_DOCUMENT SECTION_:
The Peregrine Lander is specifically crafted for accurate and secure payload delivery to both lunar orbit and the lunar surface, offering flexible mounting options for payloads to meet their specific requirements. Its avionics achieve high-speed computing on par with terrestrial capabilities, ensuring reliability for autonomous landing in the challenging space environment.

Structurally, Peregrine features a robust and straightforward design, facilitating seamless payload integration through configurable decks and enclosures. The lander's four legs serve a dual purpose, absorbing shock and providing stability upon touchdown.

Moreover, its interface options are versatile, accommodating payload types from a diverse range of entities, including companies, government agencies, universities, non-profits, and individuals.

The propulsion system of Peregrine incorporates advanced space engine technology, with five main engines handling critical spacecraft maneuvers. Attitude control thrusters in four clusters maintain consistent lander orientation throughout the mission.

_DATASET EXCERPTS_:
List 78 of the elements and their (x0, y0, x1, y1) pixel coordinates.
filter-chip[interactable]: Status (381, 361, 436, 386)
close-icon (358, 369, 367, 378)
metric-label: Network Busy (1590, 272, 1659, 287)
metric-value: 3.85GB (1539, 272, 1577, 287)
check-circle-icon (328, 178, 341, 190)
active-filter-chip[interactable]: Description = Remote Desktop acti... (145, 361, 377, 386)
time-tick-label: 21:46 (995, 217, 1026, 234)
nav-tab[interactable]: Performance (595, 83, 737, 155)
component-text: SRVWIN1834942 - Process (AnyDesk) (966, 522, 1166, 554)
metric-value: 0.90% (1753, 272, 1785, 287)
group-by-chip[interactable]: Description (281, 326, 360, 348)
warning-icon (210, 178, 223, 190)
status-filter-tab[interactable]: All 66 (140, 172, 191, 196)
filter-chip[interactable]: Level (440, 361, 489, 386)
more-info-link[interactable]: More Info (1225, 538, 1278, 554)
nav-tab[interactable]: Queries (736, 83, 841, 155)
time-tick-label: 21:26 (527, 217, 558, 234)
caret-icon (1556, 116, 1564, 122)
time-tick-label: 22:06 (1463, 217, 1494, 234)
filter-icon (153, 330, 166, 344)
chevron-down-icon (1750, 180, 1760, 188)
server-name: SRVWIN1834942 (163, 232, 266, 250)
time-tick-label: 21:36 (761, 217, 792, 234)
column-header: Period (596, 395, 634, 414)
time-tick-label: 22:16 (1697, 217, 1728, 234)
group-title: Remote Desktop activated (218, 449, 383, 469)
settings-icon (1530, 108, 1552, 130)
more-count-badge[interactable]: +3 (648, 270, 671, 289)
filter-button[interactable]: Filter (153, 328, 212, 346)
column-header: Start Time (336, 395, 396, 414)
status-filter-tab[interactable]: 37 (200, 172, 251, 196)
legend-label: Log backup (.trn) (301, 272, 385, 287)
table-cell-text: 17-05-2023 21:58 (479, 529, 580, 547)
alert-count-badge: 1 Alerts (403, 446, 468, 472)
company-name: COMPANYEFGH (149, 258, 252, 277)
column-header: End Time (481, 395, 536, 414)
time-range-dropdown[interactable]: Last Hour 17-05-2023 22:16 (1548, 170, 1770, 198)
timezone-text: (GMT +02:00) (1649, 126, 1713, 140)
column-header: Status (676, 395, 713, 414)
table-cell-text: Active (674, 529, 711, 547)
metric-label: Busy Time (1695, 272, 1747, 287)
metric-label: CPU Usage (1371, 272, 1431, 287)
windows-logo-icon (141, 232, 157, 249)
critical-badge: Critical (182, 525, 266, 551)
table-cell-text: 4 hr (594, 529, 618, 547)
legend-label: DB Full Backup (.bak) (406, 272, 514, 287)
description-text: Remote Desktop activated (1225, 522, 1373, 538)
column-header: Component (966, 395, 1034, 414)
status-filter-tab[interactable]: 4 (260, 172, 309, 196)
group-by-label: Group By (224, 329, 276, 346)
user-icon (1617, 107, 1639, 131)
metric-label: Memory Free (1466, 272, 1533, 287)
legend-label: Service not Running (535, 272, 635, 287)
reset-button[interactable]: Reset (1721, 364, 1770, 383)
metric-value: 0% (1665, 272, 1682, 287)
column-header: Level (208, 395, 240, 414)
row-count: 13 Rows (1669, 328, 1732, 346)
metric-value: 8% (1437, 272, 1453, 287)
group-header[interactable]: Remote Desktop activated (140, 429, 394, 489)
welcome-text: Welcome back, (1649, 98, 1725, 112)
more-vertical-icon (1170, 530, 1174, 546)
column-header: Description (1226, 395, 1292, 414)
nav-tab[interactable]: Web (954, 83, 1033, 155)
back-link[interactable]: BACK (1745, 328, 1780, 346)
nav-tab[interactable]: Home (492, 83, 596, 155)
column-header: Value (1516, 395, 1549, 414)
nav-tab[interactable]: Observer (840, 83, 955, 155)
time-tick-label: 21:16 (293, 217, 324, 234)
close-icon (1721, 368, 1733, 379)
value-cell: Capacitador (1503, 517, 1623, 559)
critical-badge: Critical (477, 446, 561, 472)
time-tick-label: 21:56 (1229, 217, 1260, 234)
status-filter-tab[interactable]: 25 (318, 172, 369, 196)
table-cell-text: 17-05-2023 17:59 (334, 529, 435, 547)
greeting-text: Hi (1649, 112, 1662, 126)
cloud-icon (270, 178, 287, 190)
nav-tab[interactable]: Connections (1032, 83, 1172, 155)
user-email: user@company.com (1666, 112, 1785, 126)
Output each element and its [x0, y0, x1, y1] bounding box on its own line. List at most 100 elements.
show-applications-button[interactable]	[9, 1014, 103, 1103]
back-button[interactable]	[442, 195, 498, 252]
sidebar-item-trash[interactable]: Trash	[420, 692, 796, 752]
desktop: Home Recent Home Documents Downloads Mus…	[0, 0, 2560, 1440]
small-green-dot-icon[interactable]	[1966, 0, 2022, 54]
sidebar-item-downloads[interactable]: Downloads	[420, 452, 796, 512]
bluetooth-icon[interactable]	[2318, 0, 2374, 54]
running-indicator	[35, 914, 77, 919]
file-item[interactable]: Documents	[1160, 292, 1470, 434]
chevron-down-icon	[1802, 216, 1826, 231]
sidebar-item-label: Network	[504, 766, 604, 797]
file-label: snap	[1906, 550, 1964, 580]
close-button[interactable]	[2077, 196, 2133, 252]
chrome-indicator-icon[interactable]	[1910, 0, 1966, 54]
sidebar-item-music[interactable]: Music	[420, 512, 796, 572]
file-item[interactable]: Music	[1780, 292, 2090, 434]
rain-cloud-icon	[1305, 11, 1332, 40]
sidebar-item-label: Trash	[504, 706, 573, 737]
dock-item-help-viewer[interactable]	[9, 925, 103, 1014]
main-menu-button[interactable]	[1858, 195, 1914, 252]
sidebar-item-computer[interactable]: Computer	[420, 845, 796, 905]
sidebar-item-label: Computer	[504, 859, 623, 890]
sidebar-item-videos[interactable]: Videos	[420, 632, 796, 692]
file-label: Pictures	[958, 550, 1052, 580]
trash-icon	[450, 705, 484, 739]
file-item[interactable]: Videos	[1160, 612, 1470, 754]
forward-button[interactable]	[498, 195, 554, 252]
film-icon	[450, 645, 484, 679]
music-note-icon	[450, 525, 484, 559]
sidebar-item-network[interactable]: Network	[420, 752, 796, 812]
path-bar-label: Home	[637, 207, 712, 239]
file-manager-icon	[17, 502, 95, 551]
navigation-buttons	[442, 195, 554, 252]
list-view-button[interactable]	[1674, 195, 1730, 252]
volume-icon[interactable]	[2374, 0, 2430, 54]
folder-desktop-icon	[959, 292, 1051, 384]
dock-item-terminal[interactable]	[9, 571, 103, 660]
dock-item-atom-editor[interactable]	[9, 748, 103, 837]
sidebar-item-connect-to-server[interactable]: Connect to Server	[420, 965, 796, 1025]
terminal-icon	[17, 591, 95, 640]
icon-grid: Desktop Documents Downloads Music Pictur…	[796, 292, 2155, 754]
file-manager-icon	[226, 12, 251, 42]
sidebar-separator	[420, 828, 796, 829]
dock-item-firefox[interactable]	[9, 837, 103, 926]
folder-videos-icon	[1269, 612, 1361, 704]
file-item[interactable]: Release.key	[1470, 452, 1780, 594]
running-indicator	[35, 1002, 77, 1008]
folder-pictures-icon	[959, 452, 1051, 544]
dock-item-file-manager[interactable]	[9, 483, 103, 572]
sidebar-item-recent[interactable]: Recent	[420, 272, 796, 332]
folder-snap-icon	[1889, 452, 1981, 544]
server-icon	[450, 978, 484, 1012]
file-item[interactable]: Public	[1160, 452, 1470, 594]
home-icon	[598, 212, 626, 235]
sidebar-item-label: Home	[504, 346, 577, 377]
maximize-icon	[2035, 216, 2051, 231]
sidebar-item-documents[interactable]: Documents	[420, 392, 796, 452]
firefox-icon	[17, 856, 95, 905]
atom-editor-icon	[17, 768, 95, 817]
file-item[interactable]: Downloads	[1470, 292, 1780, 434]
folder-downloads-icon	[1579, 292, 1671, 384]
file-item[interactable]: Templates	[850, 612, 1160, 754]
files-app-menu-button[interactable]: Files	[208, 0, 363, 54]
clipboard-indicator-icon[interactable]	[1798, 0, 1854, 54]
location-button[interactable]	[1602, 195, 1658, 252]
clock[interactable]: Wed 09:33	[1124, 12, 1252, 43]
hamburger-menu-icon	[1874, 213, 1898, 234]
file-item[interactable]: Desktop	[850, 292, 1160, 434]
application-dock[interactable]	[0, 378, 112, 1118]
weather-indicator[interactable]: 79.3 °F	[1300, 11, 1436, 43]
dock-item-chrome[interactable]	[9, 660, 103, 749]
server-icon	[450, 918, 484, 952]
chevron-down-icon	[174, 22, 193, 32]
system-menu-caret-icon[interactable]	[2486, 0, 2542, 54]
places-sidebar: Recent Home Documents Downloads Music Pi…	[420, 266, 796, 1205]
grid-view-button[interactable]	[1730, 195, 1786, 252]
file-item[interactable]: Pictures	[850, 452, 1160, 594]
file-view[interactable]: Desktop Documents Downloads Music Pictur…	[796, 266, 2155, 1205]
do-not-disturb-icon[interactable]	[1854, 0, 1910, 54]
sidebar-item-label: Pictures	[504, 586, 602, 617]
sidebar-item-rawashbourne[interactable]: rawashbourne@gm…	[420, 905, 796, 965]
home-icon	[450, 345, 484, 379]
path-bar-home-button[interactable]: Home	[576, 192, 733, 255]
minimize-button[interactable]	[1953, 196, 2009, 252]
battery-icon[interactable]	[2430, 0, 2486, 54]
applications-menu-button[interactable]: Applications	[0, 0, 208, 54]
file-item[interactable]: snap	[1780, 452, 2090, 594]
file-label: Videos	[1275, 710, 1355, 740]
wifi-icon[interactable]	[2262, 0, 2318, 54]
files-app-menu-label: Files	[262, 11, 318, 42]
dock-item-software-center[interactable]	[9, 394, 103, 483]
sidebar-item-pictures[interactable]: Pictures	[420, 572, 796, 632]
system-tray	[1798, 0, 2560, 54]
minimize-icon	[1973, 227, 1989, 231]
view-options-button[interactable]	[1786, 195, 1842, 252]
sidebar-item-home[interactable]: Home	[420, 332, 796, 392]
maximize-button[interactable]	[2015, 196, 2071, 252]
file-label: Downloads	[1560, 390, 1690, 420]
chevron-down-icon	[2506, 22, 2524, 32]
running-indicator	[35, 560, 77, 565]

_TASK DESCRIPTION_: Using the Peregrine Lander text, explain in one to three sentences what the lander's four legs are for.

_SOLUTION TO THE EXERCISE_: The four legs serve a dual purpose. They absorb shock and provide stability when the lander touches down.